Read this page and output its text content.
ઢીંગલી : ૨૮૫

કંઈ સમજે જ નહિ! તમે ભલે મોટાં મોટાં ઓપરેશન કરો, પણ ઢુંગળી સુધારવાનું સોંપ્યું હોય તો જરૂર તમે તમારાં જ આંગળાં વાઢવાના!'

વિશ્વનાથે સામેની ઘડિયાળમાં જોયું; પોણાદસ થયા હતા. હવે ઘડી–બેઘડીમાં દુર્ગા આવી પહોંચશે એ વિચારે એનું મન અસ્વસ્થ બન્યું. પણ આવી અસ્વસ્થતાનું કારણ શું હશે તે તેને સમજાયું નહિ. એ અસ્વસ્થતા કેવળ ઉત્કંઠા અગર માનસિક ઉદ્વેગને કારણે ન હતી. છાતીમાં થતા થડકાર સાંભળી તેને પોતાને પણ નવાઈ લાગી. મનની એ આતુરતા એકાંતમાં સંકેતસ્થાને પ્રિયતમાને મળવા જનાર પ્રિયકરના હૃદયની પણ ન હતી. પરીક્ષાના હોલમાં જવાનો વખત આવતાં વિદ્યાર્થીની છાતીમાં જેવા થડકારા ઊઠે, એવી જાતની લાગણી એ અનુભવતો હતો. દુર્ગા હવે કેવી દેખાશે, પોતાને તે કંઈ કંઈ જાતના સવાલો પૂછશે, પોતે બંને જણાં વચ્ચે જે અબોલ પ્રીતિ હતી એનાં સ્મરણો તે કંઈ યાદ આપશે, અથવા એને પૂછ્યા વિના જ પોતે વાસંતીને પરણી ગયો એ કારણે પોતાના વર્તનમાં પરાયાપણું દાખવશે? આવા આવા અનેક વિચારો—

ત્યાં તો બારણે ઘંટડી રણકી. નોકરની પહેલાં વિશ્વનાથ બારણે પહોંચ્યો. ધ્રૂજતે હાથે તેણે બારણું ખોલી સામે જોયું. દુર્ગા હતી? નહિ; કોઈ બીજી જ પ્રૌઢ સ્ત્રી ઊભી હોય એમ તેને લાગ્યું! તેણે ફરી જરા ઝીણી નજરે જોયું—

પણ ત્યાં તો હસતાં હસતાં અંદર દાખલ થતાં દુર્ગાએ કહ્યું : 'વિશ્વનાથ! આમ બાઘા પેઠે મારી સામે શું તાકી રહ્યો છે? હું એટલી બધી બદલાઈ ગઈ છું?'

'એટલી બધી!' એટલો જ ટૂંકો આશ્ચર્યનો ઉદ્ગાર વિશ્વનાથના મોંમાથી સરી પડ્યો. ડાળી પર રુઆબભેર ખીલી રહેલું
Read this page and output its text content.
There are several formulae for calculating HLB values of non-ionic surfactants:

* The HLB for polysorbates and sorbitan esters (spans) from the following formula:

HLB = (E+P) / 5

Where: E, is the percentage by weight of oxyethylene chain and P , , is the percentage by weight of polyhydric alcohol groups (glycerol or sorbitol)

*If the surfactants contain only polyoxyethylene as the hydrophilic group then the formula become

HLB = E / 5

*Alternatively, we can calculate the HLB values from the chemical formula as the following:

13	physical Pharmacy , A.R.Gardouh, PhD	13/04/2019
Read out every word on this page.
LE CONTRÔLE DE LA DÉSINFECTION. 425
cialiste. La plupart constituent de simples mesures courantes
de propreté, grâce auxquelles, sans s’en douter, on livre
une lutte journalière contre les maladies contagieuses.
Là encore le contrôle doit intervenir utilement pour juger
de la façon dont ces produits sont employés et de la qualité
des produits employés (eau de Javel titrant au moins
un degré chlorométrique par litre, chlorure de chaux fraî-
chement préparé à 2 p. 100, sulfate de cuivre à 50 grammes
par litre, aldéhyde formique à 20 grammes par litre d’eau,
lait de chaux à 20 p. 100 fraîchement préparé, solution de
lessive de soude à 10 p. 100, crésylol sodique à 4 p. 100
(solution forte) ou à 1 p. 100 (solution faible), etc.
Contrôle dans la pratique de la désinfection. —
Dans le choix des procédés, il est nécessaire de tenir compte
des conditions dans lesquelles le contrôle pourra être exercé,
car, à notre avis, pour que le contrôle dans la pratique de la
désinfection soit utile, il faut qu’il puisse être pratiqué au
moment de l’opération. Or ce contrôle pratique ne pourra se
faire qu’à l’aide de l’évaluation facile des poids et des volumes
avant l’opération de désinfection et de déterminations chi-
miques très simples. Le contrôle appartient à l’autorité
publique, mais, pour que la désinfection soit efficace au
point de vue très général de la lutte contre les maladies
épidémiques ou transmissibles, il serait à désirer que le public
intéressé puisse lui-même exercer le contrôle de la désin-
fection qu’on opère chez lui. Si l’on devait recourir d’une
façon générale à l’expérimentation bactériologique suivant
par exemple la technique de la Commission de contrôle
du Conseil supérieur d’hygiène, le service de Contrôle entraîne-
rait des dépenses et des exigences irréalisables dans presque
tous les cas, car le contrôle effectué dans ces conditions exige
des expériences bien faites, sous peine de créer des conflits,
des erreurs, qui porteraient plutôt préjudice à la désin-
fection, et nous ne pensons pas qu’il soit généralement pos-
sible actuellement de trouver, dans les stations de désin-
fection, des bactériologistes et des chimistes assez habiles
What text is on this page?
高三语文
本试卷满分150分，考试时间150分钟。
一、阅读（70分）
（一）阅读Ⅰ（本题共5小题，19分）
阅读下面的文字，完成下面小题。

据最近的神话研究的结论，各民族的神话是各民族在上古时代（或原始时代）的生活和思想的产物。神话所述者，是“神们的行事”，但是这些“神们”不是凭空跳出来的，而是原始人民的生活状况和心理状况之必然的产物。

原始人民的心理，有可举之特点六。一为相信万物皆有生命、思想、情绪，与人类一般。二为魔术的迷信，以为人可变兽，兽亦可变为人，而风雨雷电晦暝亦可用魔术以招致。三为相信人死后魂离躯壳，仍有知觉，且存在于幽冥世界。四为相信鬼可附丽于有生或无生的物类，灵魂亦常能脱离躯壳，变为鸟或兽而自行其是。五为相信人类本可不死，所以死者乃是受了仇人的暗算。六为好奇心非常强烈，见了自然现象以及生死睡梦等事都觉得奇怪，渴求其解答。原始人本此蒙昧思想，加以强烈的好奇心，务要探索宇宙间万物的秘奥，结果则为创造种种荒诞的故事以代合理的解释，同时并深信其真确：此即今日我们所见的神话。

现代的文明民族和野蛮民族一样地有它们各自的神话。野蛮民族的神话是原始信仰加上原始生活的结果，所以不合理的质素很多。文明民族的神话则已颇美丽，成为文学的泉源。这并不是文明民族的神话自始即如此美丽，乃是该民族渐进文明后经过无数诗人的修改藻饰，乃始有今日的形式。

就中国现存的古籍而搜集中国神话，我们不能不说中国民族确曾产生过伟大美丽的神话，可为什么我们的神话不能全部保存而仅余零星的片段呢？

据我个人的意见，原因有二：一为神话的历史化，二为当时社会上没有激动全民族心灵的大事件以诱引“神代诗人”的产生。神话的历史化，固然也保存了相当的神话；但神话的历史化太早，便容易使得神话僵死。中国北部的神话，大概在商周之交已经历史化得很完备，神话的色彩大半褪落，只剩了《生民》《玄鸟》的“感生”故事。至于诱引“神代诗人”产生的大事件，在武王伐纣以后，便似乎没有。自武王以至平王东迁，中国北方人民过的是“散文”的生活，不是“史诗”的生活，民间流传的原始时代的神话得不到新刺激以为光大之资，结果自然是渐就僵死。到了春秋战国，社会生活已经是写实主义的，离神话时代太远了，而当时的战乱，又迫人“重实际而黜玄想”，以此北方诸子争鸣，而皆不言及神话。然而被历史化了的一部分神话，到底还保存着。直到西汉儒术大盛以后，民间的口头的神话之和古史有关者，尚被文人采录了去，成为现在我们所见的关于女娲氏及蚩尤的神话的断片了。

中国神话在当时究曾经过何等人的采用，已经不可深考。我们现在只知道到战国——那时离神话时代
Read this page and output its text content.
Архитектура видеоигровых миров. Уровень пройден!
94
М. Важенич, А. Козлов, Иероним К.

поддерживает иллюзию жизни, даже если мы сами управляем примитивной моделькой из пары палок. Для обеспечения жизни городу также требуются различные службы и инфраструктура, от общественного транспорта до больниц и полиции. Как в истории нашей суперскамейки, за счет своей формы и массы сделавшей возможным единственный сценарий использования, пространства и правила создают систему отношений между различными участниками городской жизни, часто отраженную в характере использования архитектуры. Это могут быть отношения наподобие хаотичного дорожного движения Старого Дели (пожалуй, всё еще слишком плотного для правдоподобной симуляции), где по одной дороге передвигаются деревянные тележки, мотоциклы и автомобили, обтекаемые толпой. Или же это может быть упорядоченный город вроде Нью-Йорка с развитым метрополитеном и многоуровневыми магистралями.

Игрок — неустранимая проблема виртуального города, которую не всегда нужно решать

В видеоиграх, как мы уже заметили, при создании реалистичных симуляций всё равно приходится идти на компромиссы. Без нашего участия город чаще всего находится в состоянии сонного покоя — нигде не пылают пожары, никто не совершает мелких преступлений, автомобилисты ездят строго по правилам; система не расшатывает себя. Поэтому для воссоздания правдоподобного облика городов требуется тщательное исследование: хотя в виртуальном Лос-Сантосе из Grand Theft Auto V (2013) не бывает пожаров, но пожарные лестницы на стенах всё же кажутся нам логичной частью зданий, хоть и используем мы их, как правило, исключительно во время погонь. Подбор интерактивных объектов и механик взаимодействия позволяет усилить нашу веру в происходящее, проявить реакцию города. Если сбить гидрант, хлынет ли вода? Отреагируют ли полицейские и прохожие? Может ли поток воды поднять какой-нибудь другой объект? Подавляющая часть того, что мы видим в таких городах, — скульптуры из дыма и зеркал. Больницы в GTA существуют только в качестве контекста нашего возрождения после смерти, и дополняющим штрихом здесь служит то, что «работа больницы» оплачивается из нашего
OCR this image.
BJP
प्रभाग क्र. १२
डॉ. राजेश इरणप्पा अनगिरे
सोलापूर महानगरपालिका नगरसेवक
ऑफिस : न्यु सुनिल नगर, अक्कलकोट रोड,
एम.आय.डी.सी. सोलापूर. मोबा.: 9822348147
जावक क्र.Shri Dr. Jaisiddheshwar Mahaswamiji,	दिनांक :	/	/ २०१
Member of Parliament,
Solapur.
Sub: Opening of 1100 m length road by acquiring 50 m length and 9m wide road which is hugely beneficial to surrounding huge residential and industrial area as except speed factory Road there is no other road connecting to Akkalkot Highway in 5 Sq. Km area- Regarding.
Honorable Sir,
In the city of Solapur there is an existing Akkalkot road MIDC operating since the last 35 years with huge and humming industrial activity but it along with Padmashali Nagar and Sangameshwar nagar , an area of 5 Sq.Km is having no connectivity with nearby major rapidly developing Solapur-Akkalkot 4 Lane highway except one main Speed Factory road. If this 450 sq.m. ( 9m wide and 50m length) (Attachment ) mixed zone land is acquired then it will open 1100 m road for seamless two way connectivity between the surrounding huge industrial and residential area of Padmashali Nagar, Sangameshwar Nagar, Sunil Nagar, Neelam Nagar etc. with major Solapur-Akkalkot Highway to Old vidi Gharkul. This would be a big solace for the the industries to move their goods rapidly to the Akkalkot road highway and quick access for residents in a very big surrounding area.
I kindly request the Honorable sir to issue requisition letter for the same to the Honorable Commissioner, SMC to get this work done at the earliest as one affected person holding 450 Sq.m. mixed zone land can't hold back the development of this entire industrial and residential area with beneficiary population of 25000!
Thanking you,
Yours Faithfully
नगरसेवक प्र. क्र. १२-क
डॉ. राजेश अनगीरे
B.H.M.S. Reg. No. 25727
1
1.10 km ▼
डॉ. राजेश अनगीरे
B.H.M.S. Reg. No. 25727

## Instruction
Reply with nothing but the number of lines in the data above that contain "industrial".

## Task output
3